Что сделать
A – Определите, согласуются ли с отрывком о рабочих протестах в СССР утверждения (i), (ii) и (iii). На каждое ответьте «да» или «нет» и приведите точной цитатой решающие слова отрывка: (i) летом и осенью 1980 года забастовщики выдвигали политические требования; (ii) в Муроме вынесли три расстрельных приговора; (iii) участники забастовок 1980 года создавали стачкомы и независимые профсоюзы.
B – Продолжите отрывок о рабочих протестах в СССР, начав сразу после его последнего предложения.

Предоставленный отрывок
# # # # # # #
Примерно то же происходило годом раньше во Владимирской области, когда муромляне взбунтовались против милиции, а александровцы – из солидарности с муромлянами. Три расстрельных приговора в Муроме, четыре в Александрове. По социальному положению казнённые принадлежали к «его величеству рабочему классу» – маляр, плотник, подсобник. «Во благо классу-гегемону, чтоб неослабно правил он, во всякий миг доступен шмону отдельно взятый гегемон» (И. М. Губерман)…

Уже в иную, брежневскую эпоху охватила советские заводы и фабрики новая волна рабочих протестов. Она пришлась на лето-осень 1980 года. В связи со снижением оплаты труда при одновременном повышении цен. Никакими политическими требованиями она не сопровождались. Хотя забастовки проходили на АвтоВАЗе, в Свердловске, Ворошиловграде, Ашхабаде, Махачкале, Мончегорске, Тарту, Златоусте, Умани, Копейске, Здолбунове, Карачаевске, Еманжелинске, Василькове и Алитусе. Попытки отмечались также в Москве, Подмосковье и в Горьком. При этом не было создано каких-либо организованных структур – стачкомов, независимых профсоюзов и т.д. Забастовщики просто не знали, в каких городах проходят такие же акции. Власти к тому времени овладели андроповской тактикой профилактирования и тихого гашения протестов.

В те же самые дни Польша поднялась на забастовку «Солидарности». Прежде всего с политическими требованиями. Против диктатуры ПОРП, за самоуправление и демократию.
# # # # # # #
Исходные данные

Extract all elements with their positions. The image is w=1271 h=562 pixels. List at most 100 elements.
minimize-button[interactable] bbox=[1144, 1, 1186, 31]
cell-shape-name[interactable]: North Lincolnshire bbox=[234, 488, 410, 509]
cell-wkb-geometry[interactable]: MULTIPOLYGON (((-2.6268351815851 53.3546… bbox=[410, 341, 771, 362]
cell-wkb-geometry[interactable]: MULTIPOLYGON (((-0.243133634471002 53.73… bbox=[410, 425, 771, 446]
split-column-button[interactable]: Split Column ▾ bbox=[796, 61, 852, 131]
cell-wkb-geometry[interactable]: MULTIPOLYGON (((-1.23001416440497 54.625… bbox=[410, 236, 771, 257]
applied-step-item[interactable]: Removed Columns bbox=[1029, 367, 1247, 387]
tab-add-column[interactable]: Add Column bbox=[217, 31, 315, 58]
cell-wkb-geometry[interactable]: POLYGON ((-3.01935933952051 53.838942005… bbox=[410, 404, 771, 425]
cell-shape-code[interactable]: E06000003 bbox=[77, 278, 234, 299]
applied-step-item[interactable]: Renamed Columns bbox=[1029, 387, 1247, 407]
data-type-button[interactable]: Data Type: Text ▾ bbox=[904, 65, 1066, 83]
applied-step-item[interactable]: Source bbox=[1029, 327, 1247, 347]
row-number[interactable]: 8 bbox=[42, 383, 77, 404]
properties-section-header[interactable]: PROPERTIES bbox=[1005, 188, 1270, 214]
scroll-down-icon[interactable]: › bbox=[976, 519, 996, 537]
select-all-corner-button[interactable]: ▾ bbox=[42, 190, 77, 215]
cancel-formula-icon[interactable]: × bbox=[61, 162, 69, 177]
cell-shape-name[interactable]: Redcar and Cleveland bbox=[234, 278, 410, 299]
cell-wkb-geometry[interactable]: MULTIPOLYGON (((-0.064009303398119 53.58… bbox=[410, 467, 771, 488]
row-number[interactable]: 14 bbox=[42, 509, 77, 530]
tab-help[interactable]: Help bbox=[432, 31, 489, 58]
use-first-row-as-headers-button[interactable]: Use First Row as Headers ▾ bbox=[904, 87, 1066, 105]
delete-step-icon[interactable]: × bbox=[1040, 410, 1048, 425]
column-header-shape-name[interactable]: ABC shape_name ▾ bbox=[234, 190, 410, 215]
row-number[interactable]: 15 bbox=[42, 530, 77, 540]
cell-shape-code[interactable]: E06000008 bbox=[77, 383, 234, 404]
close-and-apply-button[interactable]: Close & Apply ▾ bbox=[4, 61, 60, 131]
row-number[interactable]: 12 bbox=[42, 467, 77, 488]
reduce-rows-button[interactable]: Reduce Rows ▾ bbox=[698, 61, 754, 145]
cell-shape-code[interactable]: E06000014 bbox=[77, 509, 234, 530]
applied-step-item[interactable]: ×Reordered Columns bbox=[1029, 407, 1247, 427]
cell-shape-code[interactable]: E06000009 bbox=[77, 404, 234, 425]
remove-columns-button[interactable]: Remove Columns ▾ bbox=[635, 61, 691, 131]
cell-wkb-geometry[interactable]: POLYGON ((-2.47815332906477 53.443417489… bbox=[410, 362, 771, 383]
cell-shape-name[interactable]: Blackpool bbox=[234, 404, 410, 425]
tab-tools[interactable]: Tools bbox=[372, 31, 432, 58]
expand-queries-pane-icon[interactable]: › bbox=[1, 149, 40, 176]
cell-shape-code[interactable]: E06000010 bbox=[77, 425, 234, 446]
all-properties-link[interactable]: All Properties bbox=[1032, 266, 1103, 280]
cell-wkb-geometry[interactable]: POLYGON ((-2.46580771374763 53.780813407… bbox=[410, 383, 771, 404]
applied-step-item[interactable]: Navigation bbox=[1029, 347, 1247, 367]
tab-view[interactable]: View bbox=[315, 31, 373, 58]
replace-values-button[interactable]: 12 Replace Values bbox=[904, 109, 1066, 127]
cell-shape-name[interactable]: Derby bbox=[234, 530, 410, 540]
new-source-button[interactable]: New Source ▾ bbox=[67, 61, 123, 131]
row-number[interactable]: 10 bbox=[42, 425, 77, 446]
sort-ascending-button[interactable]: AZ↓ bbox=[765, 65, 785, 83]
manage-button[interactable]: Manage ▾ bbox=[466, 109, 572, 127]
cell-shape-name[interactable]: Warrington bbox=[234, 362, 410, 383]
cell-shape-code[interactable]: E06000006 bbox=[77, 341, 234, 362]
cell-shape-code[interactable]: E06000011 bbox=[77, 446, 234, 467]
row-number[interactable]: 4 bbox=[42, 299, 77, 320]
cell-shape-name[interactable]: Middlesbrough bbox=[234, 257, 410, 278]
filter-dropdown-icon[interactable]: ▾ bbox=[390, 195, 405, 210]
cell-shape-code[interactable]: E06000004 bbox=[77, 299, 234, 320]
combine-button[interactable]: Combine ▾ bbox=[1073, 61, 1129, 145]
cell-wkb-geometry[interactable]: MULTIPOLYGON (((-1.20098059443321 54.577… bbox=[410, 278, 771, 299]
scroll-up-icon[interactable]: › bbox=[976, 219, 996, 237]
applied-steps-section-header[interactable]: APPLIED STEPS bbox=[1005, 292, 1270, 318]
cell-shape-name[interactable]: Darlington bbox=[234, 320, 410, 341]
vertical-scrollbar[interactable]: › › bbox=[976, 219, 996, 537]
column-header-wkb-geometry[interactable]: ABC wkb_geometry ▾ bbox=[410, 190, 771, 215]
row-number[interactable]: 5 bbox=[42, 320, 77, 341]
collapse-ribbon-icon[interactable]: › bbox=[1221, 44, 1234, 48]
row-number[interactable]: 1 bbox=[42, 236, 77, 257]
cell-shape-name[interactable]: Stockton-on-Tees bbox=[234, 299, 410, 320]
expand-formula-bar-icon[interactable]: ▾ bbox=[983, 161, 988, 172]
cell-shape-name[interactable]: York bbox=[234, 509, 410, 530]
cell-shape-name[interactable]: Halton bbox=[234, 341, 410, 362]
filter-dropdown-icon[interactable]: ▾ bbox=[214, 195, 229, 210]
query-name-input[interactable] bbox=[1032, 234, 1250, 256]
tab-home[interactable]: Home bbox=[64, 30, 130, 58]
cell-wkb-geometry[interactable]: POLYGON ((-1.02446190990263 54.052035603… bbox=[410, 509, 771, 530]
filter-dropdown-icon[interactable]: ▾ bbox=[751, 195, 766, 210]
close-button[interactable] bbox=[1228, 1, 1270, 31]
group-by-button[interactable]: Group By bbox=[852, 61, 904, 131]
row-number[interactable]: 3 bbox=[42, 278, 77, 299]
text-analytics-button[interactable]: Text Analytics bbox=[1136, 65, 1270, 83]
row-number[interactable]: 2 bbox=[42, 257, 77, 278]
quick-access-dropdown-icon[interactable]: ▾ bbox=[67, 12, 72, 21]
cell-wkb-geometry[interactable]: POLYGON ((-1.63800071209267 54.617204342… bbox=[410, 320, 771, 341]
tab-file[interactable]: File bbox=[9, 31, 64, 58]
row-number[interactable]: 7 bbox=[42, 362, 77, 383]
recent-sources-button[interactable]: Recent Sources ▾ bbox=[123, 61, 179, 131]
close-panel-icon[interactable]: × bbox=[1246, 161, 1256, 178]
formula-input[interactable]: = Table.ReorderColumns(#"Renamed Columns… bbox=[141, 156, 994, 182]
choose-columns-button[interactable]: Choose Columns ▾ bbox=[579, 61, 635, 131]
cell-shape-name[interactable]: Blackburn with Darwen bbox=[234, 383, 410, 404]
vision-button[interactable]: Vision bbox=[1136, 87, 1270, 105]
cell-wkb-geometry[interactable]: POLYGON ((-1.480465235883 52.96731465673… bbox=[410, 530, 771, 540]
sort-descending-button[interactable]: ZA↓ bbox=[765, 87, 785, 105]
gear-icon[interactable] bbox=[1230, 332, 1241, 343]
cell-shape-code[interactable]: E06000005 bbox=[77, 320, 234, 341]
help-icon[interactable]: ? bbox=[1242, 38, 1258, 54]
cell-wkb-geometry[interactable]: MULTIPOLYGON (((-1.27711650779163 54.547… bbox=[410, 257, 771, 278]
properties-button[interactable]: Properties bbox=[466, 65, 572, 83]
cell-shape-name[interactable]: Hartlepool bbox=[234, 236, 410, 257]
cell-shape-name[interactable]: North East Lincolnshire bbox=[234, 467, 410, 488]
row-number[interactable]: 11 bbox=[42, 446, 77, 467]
# # # # # # #
Ответы к заданиям
A –
(i) Нет: «Никакими политическими требованиями она не сопровождались».
(ii) Да: «Три расстрельных приговора в Муроме».
(iii) Нет: «При этом не было создано каких-либо организованных структур – стачкомов, независимых профсоюзов и т.д.»

B –
В СССР, в отличие от «народной» Польши, большевистская идеология укоренилась глубже. Впрочем, не столько идеология, сколько ментальность и декларативность. Распространилось это и в рабочей среде. Россказни о «государстве рабочего класса», пренебрежение к интеллигенции (при Хрущёве и Брежневе, кстати, большее, чем при Сталине), мелкие подачки рабочим – всё это до некоторой степени обеспечивало лояльность рабочих. По крайней мере, лояльность пассивную и в крупных промышленных центрах.

Но условия труда оставались тяжёлыми, зарплаты реально низкими, быт скудным. Царил начальственный произвол. Однако всяческие несправедливости рабочие связывали с конкретными начальниками, а при Хрущёве и Горбачёве – с личностями верховных правителей. Но, как правило, не с советской властью как таковой. Не то, чтобы власть была популярна. Это давно ушло. Но активно против неё выступать – в этом не виделось смысла.

Кстати, польские коммунисты во время студенческих протестов 1968-го смогли натравить на рабочих на «избалованных маменькиных сынков». Но не прошло десяти лет, как подпольный КОС–КОР объединил пролетариев с интеллигентами и с теми же студентами. Тут сыграли роль и польская политическая культура,  и мощная революционно-освободительная традиция, и единая платформа влиятельной и непокорённой католической церкви, вокруг которой сплачивались все слои населения. В России же влияние православной церкви падало с раскола XVII века, с превращения в орудие имперской власти. Сергианская РПЦ при Советах имела минимальное влияние. На рабочих – почти нулевое.Но и в рабочей среде 1960–1970-х всё же проявлялась оппозиционная политическая активность. Даже попытки создать подпольную партию. Причём ультракоммунистической направленности.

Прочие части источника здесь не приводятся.